(Records from a collection of figures)
:::::

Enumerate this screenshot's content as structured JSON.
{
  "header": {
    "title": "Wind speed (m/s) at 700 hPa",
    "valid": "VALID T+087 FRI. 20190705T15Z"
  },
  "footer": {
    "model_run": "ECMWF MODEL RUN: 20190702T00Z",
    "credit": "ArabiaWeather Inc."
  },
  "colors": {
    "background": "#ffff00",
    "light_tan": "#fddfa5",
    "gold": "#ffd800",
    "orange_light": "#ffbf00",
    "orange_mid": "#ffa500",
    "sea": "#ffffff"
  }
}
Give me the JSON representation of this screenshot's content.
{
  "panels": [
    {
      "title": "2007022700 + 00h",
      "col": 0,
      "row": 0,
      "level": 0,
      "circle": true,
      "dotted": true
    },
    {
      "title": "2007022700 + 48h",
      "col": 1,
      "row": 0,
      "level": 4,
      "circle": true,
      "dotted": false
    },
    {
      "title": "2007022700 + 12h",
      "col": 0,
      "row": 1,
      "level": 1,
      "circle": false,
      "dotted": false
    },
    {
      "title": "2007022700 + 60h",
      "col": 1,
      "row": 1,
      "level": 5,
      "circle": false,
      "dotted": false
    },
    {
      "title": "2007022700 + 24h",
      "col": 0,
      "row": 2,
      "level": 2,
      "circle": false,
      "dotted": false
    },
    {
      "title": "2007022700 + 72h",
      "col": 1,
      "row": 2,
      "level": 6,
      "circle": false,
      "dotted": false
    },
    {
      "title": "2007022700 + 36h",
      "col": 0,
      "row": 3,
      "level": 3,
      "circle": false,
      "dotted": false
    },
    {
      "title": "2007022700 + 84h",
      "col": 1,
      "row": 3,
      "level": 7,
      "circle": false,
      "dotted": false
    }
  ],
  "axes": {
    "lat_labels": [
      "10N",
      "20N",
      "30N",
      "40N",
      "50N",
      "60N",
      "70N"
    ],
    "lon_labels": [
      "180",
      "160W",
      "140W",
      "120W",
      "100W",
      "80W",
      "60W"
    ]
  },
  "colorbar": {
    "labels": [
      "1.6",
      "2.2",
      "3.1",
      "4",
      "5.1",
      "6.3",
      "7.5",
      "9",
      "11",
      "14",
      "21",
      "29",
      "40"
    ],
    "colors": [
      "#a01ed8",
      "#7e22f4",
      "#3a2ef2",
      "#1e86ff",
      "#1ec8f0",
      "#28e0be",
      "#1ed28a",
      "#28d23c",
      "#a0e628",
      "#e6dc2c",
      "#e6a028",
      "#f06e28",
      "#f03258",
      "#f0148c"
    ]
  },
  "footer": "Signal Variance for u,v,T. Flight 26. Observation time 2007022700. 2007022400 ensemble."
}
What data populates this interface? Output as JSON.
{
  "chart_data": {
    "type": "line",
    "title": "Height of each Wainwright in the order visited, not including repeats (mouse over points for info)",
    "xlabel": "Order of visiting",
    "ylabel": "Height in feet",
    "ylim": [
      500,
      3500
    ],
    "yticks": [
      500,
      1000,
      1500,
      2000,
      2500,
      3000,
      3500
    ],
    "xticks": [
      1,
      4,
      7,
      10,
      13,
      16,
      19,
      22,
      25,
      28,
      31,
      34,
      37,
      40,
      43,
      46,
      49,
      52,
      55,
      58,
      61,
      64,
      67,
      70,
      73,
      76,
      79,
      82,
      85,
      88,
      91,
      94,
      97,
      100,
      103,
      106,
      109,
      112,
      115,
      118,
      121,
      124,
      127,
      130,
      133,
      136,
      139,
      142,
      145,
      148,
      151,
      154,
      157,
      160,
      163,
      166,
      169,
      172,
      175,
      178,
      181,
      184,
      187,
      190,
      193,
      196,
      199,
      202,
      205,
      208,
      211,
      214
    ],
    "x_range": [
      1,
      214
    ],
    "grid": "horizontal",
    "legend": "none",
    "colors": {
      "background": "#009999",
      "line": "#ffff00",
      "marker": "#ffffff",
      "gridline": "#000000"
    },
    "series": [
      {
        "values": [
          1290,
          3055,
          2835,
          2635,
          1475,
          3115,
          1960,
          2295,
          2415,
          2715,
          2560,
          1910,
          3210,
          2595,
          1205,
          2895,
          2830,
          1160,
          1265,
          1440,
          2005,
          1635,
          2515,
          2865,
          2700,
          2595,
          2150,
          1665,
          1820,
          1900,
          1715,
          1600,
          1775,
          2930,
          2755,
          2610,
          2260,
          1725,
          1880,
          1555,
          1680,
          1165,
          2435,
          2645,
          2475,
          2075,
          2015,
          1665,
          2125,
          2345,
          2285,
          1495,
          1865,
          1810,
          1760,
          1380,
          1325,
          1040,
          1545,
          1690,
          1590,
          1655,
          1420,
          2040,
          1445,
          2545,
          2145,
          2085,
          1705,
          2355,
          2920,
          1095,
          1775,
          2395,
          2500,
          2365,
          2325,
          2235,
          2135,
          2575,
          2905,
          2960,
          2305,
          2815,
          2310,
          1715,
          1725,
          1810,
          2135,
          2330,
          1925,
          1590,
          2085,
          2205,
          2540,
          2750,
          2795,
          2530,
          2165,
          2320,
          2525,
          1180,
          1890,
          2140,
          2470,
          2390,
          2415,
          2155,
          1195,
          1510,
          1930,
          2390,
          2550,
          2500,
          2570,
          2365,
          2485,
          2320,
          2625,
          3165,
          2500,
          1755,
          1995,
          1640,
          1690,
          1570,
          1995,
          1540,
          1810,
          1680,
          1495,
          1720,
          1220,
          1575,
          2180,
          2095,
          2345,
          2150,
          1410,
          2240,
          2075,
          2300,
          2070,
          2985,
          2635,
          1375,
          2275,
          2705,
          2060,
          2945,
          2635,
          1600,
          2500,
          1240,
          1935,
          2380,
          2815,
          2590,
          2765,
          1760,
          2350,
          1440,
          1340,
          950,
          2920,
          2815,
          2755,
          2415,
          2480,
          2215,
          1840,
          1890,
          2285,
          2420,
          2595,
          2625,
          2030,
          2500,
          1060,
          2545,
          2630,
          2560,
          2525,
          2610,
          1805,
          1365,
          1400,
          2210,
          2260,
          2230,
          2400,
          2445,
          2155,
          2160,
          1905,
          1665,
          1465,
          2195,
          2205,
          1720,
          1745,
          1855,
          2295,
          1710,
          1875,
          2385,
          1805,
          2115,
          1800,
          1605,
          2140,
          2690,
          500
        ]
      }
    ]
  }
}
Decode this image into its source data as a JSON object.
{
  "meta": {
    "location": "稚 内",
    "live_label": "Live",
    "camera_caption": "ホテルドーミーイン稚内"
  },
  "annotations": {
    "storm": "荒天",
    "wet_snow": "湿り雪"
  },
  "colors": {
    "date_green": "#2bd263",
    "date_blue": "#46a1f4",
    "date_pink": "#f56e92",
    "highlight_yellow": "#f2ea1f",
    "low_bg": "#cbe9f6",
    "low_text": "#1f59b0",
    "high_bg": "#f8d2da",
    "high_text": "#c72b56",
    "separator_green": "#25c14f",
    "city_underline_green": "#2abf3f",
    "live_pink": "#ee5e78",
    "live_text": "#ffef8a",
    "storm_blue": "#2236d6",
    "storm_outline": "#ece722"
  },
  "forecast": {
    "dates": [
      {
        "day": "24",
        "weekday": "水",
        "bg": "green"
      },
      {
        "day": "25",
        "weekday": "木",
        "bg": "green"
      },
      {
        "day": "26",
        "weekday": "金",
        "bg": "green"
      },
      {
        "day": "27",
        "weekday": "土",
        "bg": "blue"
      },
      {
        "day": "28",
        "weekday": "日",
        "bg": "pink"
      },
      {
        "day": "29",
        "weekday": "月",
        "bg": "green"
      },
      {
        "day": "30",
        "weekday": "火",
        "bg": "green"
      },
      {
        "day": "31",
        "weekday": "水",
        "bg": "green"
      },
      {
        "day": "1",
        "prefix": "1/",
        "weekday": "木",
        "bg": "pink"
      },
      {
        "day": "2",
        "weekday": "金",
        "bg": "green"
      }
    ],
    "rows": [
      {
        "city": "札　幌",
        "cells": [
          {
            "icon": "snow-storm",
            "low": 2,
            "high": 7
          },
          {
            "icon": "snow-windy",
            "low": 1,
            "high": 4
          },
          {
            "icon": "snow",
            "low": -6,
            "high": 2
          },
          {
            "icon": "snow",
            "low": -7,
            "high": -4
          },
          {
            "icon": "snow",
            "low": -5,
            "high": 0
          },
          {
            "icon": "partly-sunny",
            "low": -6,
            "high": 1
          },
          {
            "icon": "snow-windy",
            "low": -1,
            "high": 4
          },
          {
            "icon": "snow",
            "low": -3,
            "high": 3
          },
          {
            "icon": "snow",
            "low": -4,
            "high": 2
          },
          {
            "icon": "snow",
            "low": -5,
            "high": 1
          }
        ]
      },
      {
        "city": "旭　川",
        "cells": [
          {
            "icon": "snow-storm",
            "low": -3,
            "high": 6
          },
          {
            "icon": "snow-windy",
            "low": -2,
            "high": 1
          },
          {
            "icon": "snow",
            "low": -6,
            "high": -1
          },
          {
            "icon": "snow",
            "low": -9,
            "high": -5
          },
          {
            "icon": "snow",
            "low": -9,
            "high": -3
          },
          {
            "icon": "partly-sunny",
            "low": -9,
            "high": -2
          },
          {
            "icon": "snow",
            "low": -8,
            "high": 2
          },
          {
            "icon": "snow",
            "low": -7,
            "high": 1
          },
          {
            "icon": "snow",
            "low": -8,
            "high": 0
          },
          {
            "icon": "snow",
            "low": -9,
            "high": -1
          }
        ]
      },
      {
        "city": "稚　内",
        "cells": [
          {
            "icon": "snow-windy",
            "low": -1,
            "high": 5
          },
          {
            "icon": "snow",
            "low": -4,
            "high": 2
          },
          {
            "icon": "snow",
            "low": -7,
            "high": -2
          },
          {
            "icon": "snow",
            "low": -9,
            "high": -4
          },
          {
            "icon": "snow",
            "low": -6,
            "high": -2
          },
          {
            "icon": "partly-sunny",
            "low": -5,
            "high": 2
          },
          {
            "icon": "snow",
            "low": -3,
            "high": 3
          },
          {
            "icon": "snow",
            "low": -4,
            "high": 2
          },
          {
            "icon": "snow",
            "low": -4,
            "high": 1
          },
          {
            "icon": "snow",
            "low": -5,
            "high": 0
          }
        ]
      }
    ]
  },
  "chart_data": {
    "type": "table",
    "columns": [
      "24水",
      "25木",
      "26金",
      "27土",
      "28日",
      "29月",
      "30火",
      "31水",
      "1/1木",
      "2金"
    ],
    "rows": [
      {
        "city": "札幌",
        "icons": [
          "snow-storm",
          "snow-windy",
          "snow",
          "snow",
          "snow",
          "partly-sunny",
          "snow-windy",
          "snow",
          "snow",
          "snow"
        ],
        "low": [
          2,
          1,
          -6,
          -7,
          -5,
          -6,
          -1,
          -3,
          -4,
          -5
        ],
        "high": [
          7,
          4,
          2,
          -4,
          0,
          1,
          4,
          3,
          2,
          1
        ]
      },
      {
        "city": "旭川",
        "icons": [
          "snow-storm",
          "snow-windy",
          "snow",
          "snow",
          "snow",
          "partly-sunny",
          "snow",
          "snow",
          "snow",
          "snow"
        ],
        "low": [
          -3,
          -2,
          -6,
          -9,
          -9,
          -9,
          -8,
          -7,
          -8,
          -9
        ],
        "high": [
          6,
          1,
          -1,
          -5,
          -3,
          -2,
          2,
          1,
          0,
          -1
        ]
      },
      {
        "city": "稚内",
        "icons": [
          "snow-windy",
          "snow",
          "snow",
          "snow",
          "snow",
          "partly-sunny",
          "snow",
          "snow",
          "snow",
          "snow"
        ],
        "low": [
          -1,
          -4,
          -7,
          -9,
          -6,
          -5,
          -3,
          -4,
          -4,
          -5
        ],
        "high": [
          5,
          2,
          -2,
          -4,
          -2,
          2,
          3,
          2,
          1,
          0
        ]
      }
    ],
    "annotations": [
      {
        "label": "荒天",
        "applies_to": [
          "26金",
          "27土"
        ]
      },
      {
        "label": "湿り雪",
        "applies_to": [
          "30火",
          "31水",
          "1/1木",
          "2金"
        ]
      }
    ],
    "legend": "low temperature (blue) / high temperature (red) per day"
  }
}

:::::

§ WRITTEN TASK: Select all lines in the listing that include the word "footer".

§ WRITTEN ANSWER:
  "footer": {
  "footer": "Signal Variance for u,v,T. Flight 26. Observation time 2007022700. 2007022400 ensemble."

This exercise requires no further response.